** start DATA RECORDS **

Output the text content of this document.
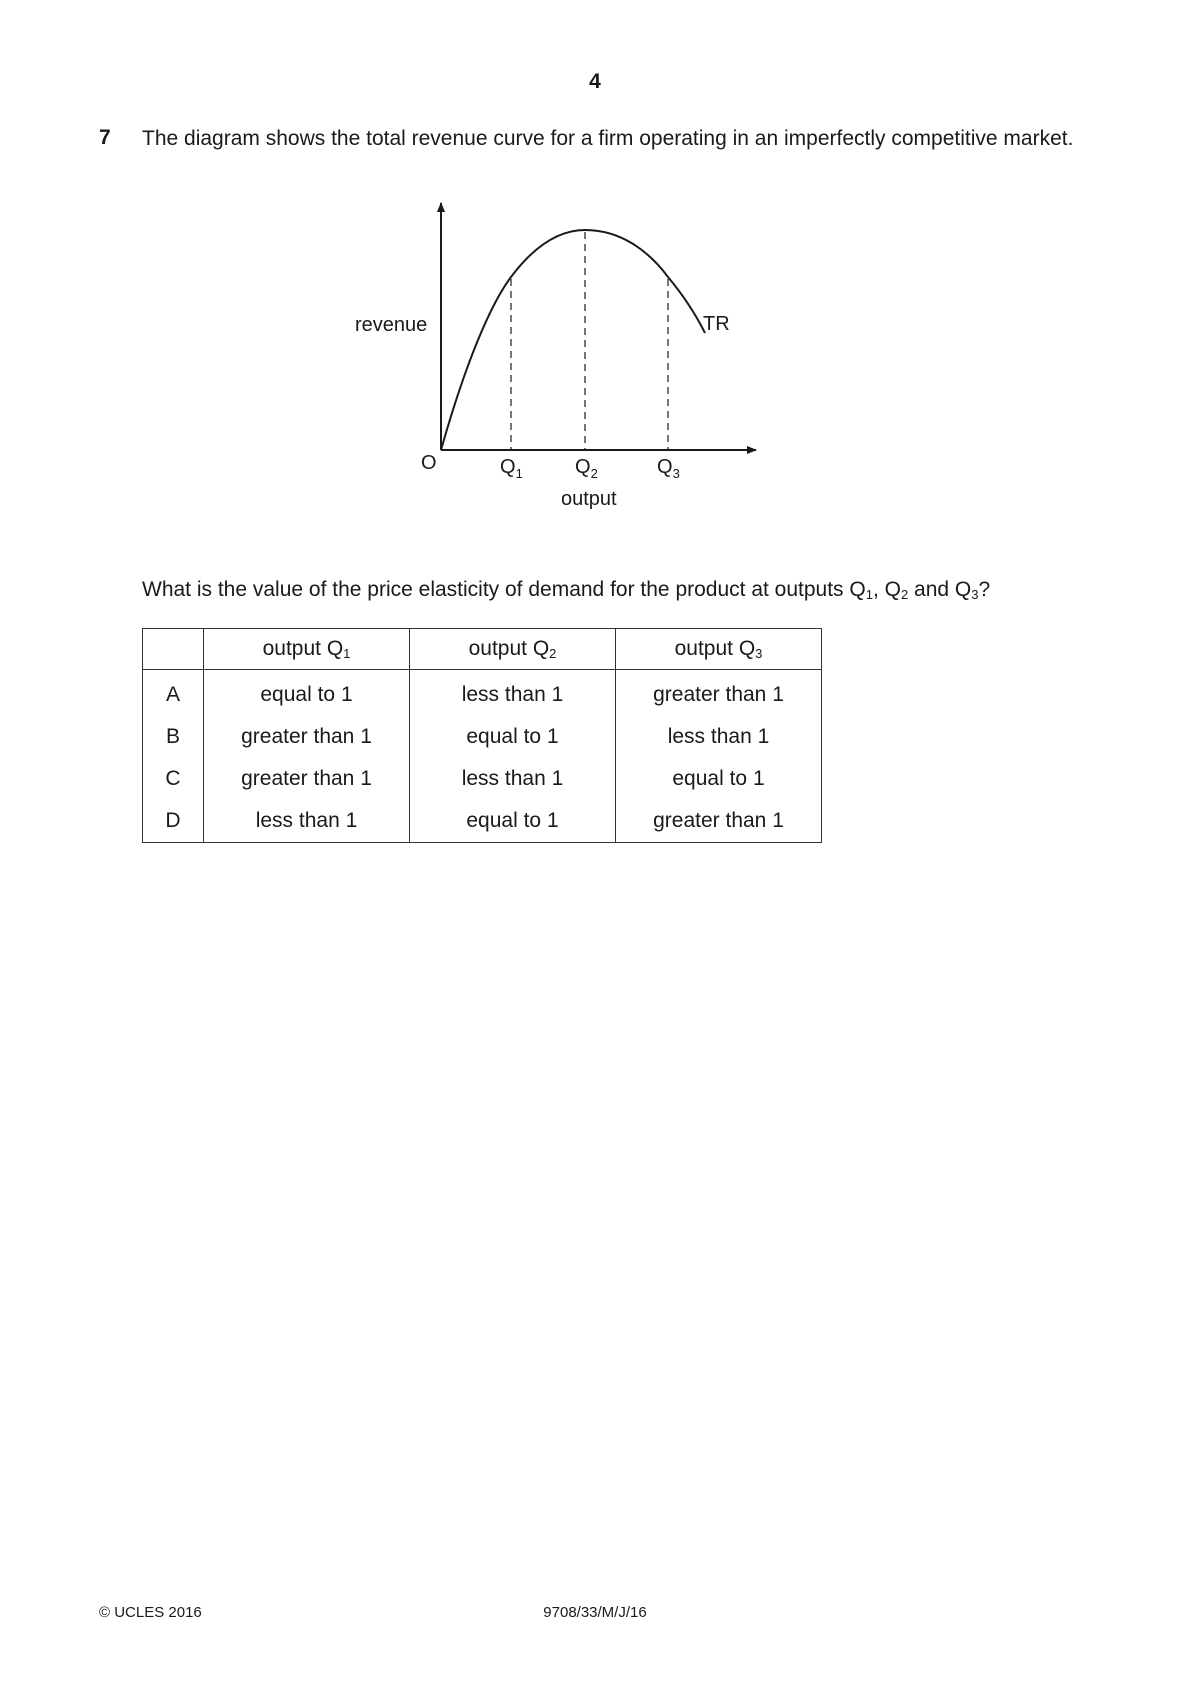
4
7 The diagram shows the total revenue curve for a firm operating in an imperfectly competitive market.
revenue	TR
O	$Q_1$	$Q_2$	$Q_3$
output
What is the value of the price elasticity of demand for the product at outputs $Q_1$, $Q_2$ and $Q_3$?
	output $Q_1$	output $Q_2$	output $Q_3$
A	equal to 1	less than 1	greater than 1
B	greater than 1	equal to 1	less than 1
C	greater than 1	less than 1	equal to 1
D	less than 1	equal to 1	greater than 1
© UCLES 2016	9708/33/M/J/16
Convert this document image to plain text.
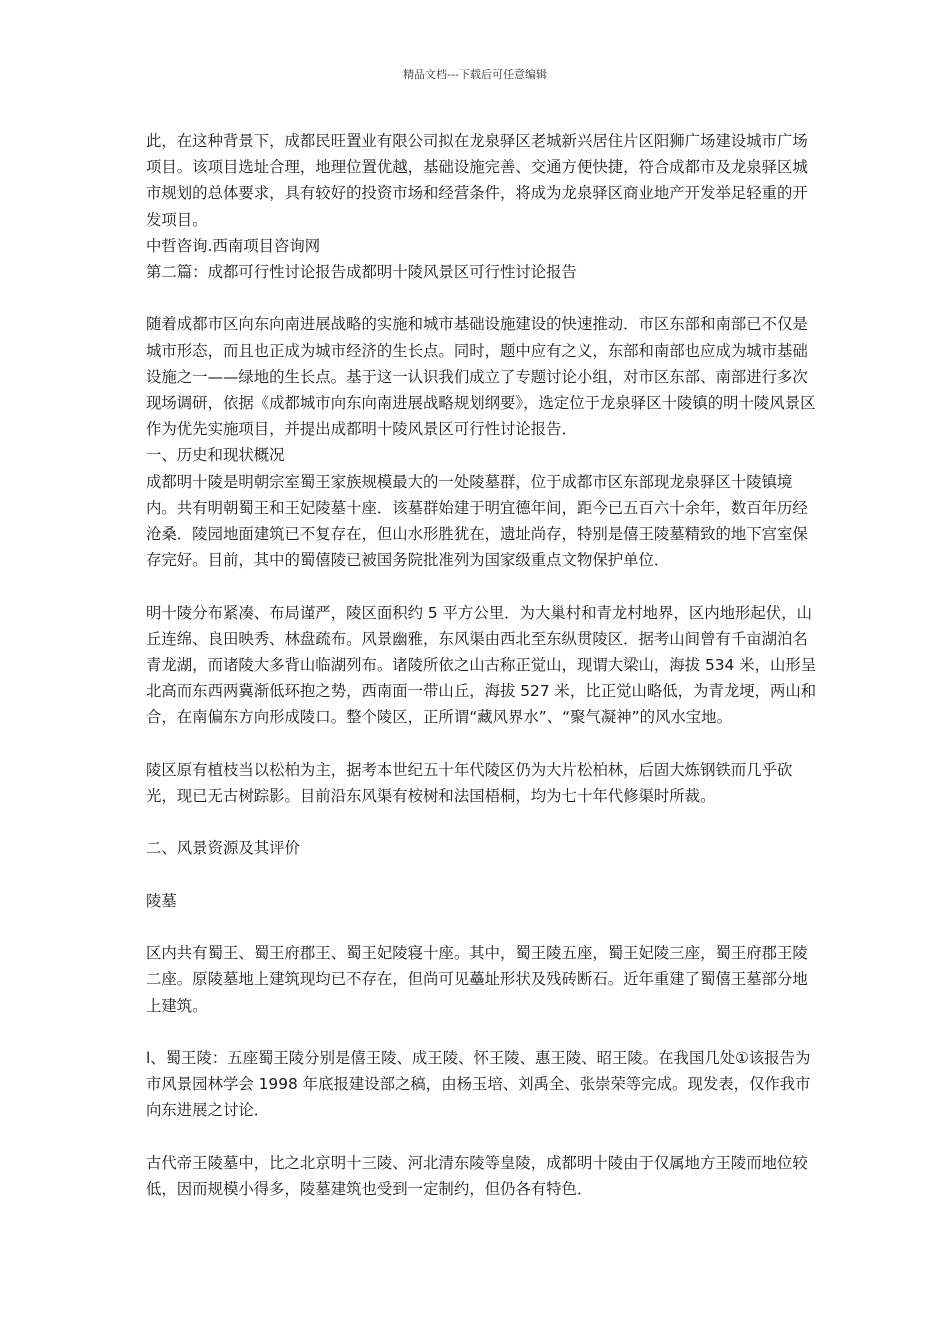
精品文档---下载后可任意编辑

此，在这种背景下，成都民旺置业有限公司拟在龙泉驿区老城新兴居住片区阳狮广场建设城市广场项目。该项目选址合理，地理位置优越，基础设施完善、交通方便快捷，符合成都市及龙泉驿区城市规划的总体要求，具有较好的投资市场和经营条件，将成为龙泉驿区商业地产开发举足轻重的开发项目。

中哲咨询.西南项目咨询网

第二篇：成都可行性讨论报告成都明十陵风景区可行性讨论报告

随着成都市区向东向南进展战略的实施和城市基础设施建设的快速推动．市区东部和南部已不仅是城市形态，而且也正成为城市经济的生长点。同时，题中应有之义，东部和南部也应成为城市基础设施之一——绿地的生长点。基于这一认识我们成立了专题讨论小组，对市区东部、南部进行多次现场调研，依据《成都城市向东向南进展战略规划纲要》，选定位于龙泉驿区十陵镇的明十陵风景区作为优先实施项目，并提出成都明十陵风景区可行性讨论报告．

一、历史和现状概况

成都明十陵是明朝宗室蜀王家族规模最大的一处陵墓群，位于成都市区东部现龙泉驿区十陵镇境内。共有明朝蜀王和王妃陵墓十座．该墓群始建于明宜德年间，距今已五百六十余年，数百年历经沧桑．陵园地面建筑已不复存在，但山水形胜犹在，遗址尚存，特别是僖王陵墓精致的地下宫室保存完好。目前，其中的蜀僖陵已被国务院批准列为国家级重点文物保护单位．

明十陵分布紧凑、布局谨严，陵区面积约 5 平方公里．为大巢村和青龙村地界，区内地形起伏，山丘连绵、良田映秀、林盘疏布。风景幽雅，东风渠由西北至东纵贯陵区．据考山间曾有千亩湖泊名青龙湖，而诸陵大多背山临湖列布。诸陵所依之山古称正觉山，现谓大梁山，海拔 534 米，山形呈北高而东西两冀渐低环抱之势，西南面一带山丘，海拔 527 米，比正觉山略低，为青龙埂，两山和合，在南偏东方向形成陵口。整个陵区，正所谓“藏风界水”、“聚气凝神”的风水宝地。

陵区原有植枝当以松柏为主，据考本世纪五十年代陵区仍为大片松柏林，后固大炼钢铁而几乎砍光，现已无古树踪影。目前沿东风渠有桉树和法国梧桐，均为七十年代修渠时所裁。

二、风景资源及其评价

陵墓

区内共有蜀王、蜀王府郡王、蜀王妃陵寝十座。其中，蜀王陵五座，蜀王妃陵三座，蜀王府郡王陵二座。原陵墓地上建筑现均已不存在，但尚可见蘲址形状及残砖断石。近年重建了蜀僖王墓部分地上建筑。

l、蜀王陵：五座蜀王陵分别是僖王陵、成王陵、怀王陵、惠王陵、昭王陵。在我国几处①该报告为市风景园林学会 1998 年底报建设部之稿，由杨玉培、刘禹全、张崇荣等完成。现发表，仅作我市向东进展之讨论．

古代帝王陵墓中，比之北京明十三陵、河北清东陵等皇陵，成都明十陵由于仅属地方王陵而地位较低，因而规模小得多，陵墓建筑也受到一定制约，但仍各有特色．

** end DATA RECORDS **

# WRITTEN INSTRUCTION:
Identify how many lines in the entries above include the string "less", then state that number alone.

# SOLUTION TO THIS EXERCISE:
4